Short problem: Copy the entries between the lines holding "272, 441, 284]" and "187, 441, 199]", inclusive. Substitute "directory-icon" for every "folder-icon" and leave everything else as it is.

Records shown:
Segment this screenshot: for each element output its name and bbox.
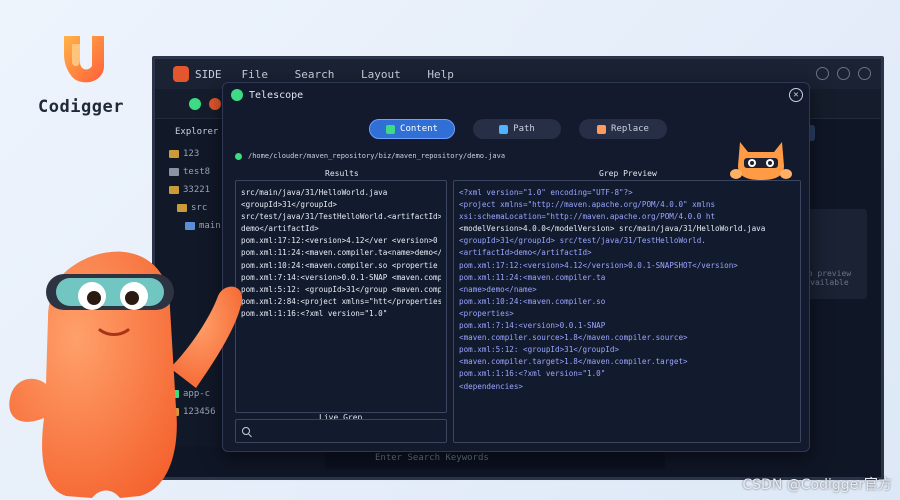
result-item[interactable]: pom.xml:7:14:<version>0.0.1-SNAP <maven.… [241, 272, 441, 284]
tab-replace[interactable]: Replace [579, 119, 667, 139]
preview-line: xsi:schemaLocation="http://maven.apache.… [459, 212, 716, 222]
folder-icon [177, 204, 187, 212]
refresh-icon[interactable] [189, 98, 201, 110]
preview-line: pom.xml:5:12: <groupId>31</groupId> [459, 345, 620, 355]
grep-preview-label: Grep Preview [599, 169, 657, 178]
preview-line: pom.xml:11:24:<maven.compiler.ta [459, 272, 606, 282]
preview-line: <dependencies> [459, 381, 524, 391]
result-item[interactable]: pom.xml:5:12: <groupId>31</group <maven.… [241, 284, 441, 296]
search-placeholder: Enter Search Keywords [375, 453, 489, 463]
folder-icon [169, 186, 179, 194]
telescope-title: Telescope [249, 89, 304, 101]
side-logo-icon [173, 66, 189, 82]
result-item[interactable]: src/test/java/31/TestHelloWorld.<artifac… [241, 211, 441, 223]
preview-line: <properties> [459, 308, 514, 318]
preview-line: <project xmlns="http://maven.apache.org/… [459, 200, 716, 210]
preview-line: <artifactId>demo</artifactId> [459, 248, 592, 258]
mascot-character-icon [9, 251, 243, 498]
menu-help[interactable]: Help [427, 68, 454, 81]
file-icon [169, 168, 179, 176]
tab-content[interactable]: Content [369, 119, 455, 139]
folder-icon [169, 150, 179, 158]
result-item[interactable]: src/main/java/31/HelloWorld.java [241, 187, 441, 199]
result-item[interactable]: pom.xml:1:16:<?xml version="1.0" [241, 308, 441, 320]
telescope-dialog: Telescope ✕ Content Path Replace /home/c… [222, 82, 810, 452]
results-label: Results [325, 169, 359, 178]
preview-line: <maven.compiler.target>1.8</maven.compil… [459, 357, 688, 367]
preview-line: <maven.compiler.source>1.8</maven.compil… [459, 333, 688, 343]
path-icon [499, 124, 509, 134]
grep-preview: <?xml version="1.0" encoding="UTF-8"?> <… [453, 180, 801, 443]
brand-logo: Codigger [26, 26, 136, 117]
file-path: /home/clouder/maven_repository/biz/maven… [235, 152, 505, 160]
preview-line: pom.xml:1:16:<?xml version="1.0" [459, 369, 606, 379]
preview-line: <modelVersion>4.0.0</modelVersion> src/m… [459, 224, 766, 234]
preview-line: pom.xml:7:14:<version>0.0.1-SNAP [459, 321, 606, 331]
result-item[interactable]: pom.xml:11:24:<maven.compiler.ta<name>de… [241, 247, 441, 259]
folder-icon [185, 222, 195, 230]
ide-title: SIDE [195, 67, 222, 81]
watermark-text: CSDN @Codigger官方 [742, 477, 892, 493]
codigger-logo-icon [64, 36, 104, 83]
preview-line: <groupId>31</groupId> src/test/java/31/T… [459, 236, 706, 246]
telescope-tabs: Content Path Replace [369, 119, 667, 139]
close-icon[interactable]: ✕ [789, 88, 803, 102]
ide-menu: File Search Layout Help [222, 68, 454, 81]
preview-line: pom.xml:17:12:<version>4.12</version>0.0… [459, 260, 738, 270]
path-indicator-icon [235, 152, 242, 160]
telescope-header: Telescope [223, 83, 809, 107]
menu-search[interactable]: Search [295, 68, 335, 81]
result-item[interactable]: demo</artifactId> [241, 223, 441, 235]
live-grep-input[interactable] [235, 419, 447, 443]
window-controls [816, 67, 871, 80]
content-icon [386, 124, 396, 134]
telescope-icon [231, 89, 243, 101]
preview-line: pom.xml:10:24:<maven.compiler.so [459, 296, 606, 306]
result-item[interactable]: pom.xml:17:12:<version>4.12</ver <versio… [241, 235, 441, 247]
menu-file[interactable]: File [242, 68, 269, 81]
result-item[interactable]: pom.xml:10:24:<maven.compiler.so <proper… [241, 260, 441, 272]
result-item[interactable]: pom.xml:2:84:<project xmlns="htt</proper… [241, 296, 441, 308]
minimize-icon[interactable] [816, 67, 829, 80]
menu-layout[interactable]: Layout [361, 68, 401, 81]
cat-mascot-icon [730, 142, 792, 180]
result-item[interactable]: <groupId>31</groupId> [241, 199, 441, 211]
maximize-icon[interactable] [837, 67, 850, 80]
close-window-icon[interactable] [858, 67, 871, 80]
preview-line: <?xml version="1.0" encoding="UTF-8"?> [459, 188, 633, 197]
tab-path[interactable]: Path [473, 119, 561, 139]
stop-icon[interactable] [209, 98, 221, 110]
results-list: src/main/java/31/HelloWorld.java <groupI… [235, 180, 447, 413]
replace-icon [597, 124, 607, 134]
preview-line: <name>demo</name> [459, 284, 537, 294]
brand-name: Codigger [38, 97, 124, 117]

The completed task:
result-item[interactable]: pom.xml:7:14:<version>0.0.1-SNAP <maven.… [241, 272, 441, 284]
tab-replace[interactable]: Replace [579, 119, 667, 139]
preview-line: xsi:schemaLocation="http://maven.apache.… [459, 212, 716, 222]
directory-icon [177, 204, 187, 212]
refresh-icon[interactable] [189, 98, 201, 110]
preview-line: pom.xml:5:12: <groupId>31</groupId> [459, 345, 620, 355]
grep-preview-label: Grep Preview [599, 169, 657, 178]
preview-line: pom.xml:11:24:<maven.compiler.ta [459, 272, 606, 282]
preview-line: <dependencies> [459, 381, 524, 391]
result-item[interactable]: pom.xml:5:12: <groupId>31</group <maven.… [241, 284, 441, 296]
search-placeholder: Enter Search Keywords [375, 453, 489, 463]
directory-icon [169, 186, 179, 194]
telescope-title: Telescope [249, 89, 304, 101]
side-logo-icon [173, 66, 189, 82]
result-item[interactable]: src/test/java/31/TestHelloWorld.<artifac… [241, 211, 441, 223]
preview-line: <properties> [459, 308, 514, 318]
preview-line: <project xmlns="http://maven.apache.org/… [459, 200, 716, 210]
preview-line: <artifactId>demo</artifactId> [459, 248, 592, 258]
mascot-character-icon [9, 251, 243, 498]
menu-help[interactable]: Help [427, 68, 454, 81]
file-icon [169, 168, 179, 176]
tab-content[interactable]: Content [369, 119, 455, 139]
directory-icon [169, 150, 179, 158]
result-item[interactable]: src/main/java/31/HelloWorld.java [241, 187, 441, 199]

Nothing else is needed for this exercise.